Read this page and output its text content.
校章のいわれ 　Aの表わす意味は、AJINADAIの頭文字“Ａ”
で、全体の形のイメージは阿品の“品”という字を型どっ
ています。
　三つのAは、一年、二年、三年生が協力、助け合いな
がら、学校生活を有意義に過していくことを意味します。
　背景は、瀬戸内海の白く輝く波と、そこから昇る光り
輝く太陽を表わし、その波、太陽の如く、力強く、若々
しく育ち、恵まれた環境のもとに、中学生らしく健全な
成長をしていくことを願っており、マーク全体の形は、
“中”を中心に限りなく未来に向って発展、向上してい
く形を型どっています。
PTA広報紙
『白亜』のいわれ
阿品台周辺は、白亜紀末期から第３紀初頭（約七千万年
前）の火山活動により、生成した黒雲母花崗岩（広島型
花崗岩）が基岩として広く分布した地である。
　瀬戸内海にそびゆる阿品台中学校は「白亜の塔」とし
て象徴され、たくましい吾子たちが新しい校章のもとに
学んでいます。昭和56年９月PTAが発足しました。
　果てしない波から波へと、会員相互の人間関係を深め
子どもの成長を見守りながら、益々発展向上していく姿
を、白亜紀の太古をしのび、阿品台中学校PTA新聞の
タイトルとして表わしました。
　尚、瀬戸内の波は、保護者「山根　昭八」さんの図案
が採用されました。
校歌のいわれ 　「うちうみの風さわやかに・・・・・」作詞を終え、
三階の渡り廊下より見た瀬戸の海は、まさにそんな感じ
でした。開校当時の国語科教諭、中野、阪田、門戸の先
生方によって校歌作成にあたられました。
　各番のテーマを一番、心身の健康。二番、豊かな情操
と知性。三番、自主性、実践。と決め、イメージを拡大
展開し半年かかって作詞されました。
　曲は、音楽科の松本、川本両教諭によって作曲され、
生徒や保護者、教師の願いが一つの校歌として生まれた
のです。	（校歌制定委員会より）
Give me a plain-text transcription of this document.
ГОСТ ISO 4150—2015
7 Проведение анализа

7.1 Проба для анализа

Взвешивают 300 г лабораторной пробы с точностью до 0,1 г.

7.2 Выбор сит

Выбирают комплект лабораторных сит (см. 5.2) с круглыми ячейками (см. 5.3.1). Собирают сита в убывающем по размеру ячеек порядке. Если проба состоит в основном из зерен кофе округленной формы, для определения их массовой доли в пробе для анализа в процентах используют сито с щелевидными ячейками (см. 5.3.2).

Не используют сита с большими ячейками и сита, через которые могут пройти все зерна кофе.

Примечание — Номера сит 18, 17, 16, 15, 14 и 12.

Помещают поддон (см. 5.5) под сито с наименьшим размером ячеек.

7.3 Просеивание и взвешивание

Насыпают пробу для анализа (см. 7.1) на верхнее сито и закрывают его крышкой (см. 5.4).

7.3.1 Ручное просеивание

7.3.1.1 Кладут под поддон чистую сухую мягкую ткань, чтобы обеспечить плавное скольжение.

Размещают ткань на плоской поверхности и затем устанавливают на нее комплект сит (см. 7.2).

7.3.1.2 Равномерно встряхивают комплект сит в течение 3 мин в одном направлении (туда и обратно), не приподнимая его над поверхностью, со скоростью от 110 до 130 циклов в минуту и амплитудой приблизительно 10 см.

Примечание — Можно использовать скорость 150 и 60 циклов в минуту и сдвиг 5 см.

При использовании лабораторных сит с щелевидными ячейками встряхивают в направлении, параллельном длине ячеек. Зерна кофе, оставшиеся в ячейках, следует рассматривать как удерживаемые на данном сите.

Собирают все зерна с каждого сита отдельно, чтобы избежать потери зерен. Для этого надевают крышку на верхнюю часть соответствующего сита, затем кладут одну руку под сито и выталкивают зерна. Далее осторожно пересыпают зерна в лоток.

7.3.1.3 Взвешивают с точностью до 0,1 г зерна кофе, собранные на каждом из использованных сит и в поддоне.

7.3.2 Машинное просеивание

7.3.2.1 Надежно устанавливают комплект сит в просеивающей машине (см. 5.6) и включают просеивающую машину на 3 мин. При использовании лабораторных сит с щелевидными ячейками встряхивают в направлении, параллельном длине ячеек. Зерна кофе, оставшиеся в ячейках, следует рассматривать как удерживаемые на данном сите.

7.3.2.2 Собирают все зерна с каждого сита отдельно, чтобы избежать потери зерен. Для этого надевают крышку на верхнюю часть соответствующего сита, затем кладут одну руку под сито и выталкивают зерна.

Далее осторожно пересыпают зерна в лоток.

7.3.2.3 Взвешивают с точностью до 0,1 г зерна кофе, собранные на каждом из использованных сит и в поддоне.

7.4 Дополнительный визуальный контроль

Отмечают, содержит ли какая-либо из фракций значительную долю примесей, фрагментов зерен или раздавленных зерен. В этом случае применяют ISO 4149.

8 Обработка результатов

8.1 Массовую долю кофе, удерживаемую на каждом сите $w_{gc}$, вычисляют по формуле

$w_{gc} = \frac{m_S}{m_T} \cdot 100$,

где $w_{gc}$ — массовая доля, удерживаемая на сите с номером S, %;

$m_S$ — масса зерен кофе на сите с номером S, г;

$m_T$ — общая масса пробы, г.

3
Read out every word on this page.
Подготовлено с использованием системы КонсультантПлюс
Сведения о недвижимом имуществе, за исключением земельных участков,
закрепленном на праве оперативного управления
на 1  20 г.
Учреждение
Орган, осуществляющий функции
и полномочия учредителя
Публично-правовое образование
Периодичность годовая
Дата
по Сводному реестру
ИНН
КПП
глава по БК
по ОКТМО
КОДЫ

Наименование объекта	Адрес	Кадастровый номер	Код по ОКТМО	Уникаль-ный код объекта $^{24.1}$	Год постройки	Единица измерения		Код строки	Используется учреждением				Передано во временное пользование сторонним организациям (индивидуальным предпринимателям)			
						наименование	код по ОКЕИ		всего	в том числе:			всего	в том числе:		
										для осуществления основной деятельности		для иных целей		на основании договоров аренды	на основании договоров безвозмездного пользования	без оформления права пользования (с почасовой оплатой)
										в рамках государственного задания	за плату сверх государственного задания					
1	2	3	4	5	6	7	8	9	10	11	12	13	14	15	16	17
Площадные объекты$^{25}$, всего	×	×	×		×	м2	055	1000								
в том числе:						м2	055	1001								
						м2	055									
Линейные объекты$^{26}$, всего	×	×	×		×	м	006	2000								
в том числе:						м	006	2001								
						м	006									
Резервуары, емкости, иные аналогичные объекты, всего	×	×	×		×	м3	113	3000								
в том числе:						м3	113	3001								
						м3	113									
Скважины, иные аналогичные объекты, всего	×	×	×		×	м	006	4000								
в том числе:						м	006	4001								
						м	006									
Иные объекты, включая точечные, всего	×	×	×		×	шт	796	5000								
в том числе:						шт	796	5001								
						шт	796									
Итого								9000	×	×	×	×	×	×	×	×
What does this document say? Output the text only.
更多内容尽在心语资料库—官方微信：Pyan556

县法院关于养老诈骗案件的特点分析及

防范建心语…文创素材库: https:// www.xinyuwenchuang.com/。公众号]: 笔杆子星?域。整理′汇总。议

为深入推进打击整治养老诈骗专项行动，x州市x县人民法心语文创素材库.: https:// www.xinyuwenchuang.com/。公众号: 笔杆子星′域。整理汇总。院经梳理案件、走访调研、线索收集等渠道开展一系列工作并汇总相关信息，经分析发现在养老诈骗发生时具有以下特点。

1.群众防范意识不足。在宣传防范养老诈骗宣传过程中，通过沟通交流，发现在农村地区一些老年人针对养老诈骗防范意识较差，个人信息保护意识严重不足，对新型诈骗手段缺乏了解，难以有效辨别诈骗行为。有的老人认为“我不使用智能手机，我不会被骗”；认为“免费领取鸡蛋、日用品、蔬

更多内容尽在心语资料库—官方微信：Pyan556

■ Your goal: Print every line of the records exactly. Omit nothing.

■ Exercise output:
Read this page and output its text content.
校章のいわれ 　Aの表わす意味は、AJINADAIの頭文字“Ａ”
で、全体の形のイメージは阿品の“品”という字を型どっ
ています。
　三つのAは、一年、二年、三年生が協力、助け合いな
がら、学校生活を有意義に過していくことを意味します。
　背景は、瀬戸内海の白く輝く波と、そこから昇る光り
輝く太陽を表わし、その波、太陽の如く、力強く、若々
しく育ち、恵まれた環境のもとに、中学生らしく健全な
成長をしていくことを願っており、マーク全体の形は、
“中”を中心に限りなく未来に向って発展、向上してい
く形を型どっています。
PTA広報紙
『白亜』のいわれ
阿品台周辺は、白亜紀末期から第３紀初頭（約七千万年
前）の火山活動により、生成した黒雲母花崗岩（広島型
花崗岩）が基岩として広く分布した地である。
　瀬戸内海にそびゆる阿品台中学校は「白亜の塔」とし
て象徴され、たくましい吾子たちが新しい校章のもとに
学んでいます。昭和56年９月PTAが発足しました。
　果てしない波から波へと、会員相互の人間関係を深め
子どもの成長を見守りながら、益々発展向上していく姿
を、白亜紀の太古をしのび、阿品台中学校PTA新聞の
タイトルとして表わしました。
　尚、瀬戸内の波は、保護者「山根　昭八」さんの図案
が採用されました。
校歌のいわれ 　「うちうみの風さわやかに・・・・・」作詞を終え、
三階の渡り廊下より見た瀬戸の海は、まさにそんな感じ
でした。開校当時の国語科教諭、中野、阪田、門戸の先
生方によって校歌作成にあたられました。
　各番のテーマを一番、心身の健康。二番、豊かな情操
と知性。三番、自主性、実践。と決め、イメージを拡大
展開し半年かかって作詞されました。
　曲は、音楽科の松本、川本両教諭によって作曲され、
生徒や保護者、教師の願いが一つの校歌として生まれた
のです。	（校歌制定委員会より）
Give me a plain-text transcription of this document.
ГОСТ ISO 4150—2015
7 Проведение анализа

7.1 Проба для анализа

Взвешивают 300 г лабораторной пробы с точностью до 0,1 г.

7.2 Выбор сит

Выбирают комплект лабораторных сит (см. 5.2) с круглыми ячейками (см. 5.3.1). Собирают сита в убывающем по размеру ячеек порядке. Если проба состоит в основном из зерен кофе округленной формы, для определения их массовой доли в пробе для анализа в процентах используют сито с щелевидными ячейками (см. 5.3.2).

Не используют сита с большими ячейками и сита, через которые могут пройти все зерна кофе.

Примечание — Номера сит 18, 17, 16, 15, 14 и 12.

Помещают поддон (см. 5.5) под сито с наименьшим размером ячеек.

7.3 Просеивание и взвешивание

Насыпают пробу для анализа (см. 7.1) на верхнее сито и закрывают его крышкой (см. 5.4).

7.3.1 Ручное просеивание

7.3.1.1 Кладут под поддон чистую сухую мягкую ткань, чтобы обеспечить плавное скольжение.

Размещают ткань на плоской поверхности и затем устанавливают на нее комплект сит (см. 7.2).

7.3.1.2 Равномерно встряхивают комплект сит в течение 3 мин в одном направлении (туда и обратно), не приподнимая его над поверхностью, со скоростью от 110 до 130 циклов в минуту и амплитудой приблизительно 10 см.

Примечание — Можно использовать скорость 150 и 60 циклов в минуту и сдвиг 5 см.

При использовании лабораторных сит с щелевидными ячейками встряхивают в направлении, параллельном длине ячеек. Зерна кофе, оставшиеся в ячейках, следует рассматривать как удерживаемые на данном сите.

Собирают все зерна с каждого сита отдельно, чтобы избежать потери зерен. Для этого надевают крышку на верхнюю часть соответствующего сита, затем кладут одну руку под сито и выталкивают зерна. Далее осторожно пересыпают зерна в лоток.

7.3.1.3 Взвешивают с точностью до 0,1 г зерна кофе, собранные на каждом из использованных сит и в поддоне.

7.3.2 Машинное просеивание

7.3.2.1 Надежно устанавливают комплект сит в просеивающей машине (см. 5.6) и включают просеивающую машину на 3 мин. При использовании лабораторных сит с щелевидными ячейками встряхивают в направлении, параллельном длине ячеек. Зерна кофе, оставшиеся в ячейках, следует рассматривать как удерживаемые на данном сите.

7.3.2.2 Собирают все зерна с каждого сита отдельно, чтобы избежать потери зерен. Для этого надевают крышку на верхнюю часть соответствующего сита, затем кладут одну руку под сито и выталкивают зерна.

Далее осторожно пересыпают зерна в лоток.

7.3.2.3 Взвешивают с точностью до 0,1 г зерна кофе, собранные на каждом из использованных сит и в поддоне.

7.4 Дополнительный визуальный контроль

Отмечают, содержит ли какая-либо из фракций значительную долю примесей, фрагментов зерен или раздавленных зерен. В этом случае применяют ISO 4149.

8 Обработка результатов

8.1 Массовую долю кофе, удерживаемую на каждом сите $w_{gc}$, вычисляют по формуле

$w_{gc} = \frac{m_S}{m_T} \cdot 100$,

где $w_{gc}$ — массовая доля, удерживаемая на сите с номером S, %;

$m_S$ — масса зерен кофе на сите с номером S, г;

$m_T$ — общая масса пробы, г.

3
Read out every word on this page.
Подготовлено с использованием системы КонсультантПлюс
Сведения о недвижимом имуществе, за исключением земельных участков,
закрепленном на праве оперативного управления
на 1  20 г.
Учреждение
Орган, осуществляющий функции
и полномочия учредителя
Публично-правовое образование
Периодичность годовая
Дата
по Сводному реестру
ИНН
КПП
глава по БК
по ОКТМО
КОДЫ

Наименование объекта	Адрес	Кадастровый номер	Код по ОКТМО	Уникаль-ный код объекта $^{24.1}$	Год постройки	Единица измерения		Код строки	Используется учреждением				Передано во временное пользование сторонним организациям (индивидуальным предпринимателям)			
						наименование	код по ОКЕИ		всего	в том числе:			всего	в том числе:		
										для осуществления основной деятельности		для иных целей		на основании договоров аренды	на основании договоров безвозмездного пользования	без оформления права пользования (с почасовой оплатой)
										в рамках государственного задания	за плату сверх государственного задания					
1	2	3	4	5	6	7	8	9	10	11	12	13	14	15	16	17
Площадные объекты$^{25}$, всего	×	×	×		×	м2	055	1000								
в том числе:						м2	055	1001								
						м2	055									
Линейные объекты$^{26}$, всего	×	×	×		×	м	006	2000								
в том числе:						м	006	2001								
						м	006									
Резервуары, емкости, иные аналогичные объекты, всего	×	×	×		×	м3	113	3000								
в том числе:						м3	113	3001								
						м3	113									
Скважины, иные аналогичные объекты, всего	×	×	×		×	м	006	4000								
в том числе:						м	006	4001								
						м	006									
Иные объекты, включая точечные, всего	×	×	×		×	шт	796	5000								
в том числе:						шт	796	5001								
						шт	796									
Итого								9000	×	×	×	×	×	×	×	×
What does this document say? Output the text only.
更多内容尽在心语资料库—官方微信：Pyan556

县法院关于养老诈骗案件的特点分析及

防范建心语…文创素材库: https:// www.xinyuwenchuang.com/。公众号]: 笔杆子星?域。整理′汇总。议

为深入推进打击整治养老诈骗专项行动，x州市x县人民法心语文创素材库.: https:// www.xinyuwenchuang.com/。公众号: 笔杆子星′域。整理汇总。院经梳理案件、走访调研、线索收集等渠道开展一系列工作并汇总相关信息，经分析发现在养老诈骗发生时具有以下特点。

1.群众防范意识不足。在宣传防范养老诈骗宣传过程中，通过沟通交流，发现在农村地区一些老年人针对养老诈骗防范意识较差，个人信息保护意识严重不足，对新型诈骗手段缺乏了解，难以有效辨别诈骗行为。有的老人认为“我不使用智能手机，我不会被骗”；认为“免费领取鸡蛋、日用品、蔬

更多内容尽在心语资料库—官方微信：Pyan556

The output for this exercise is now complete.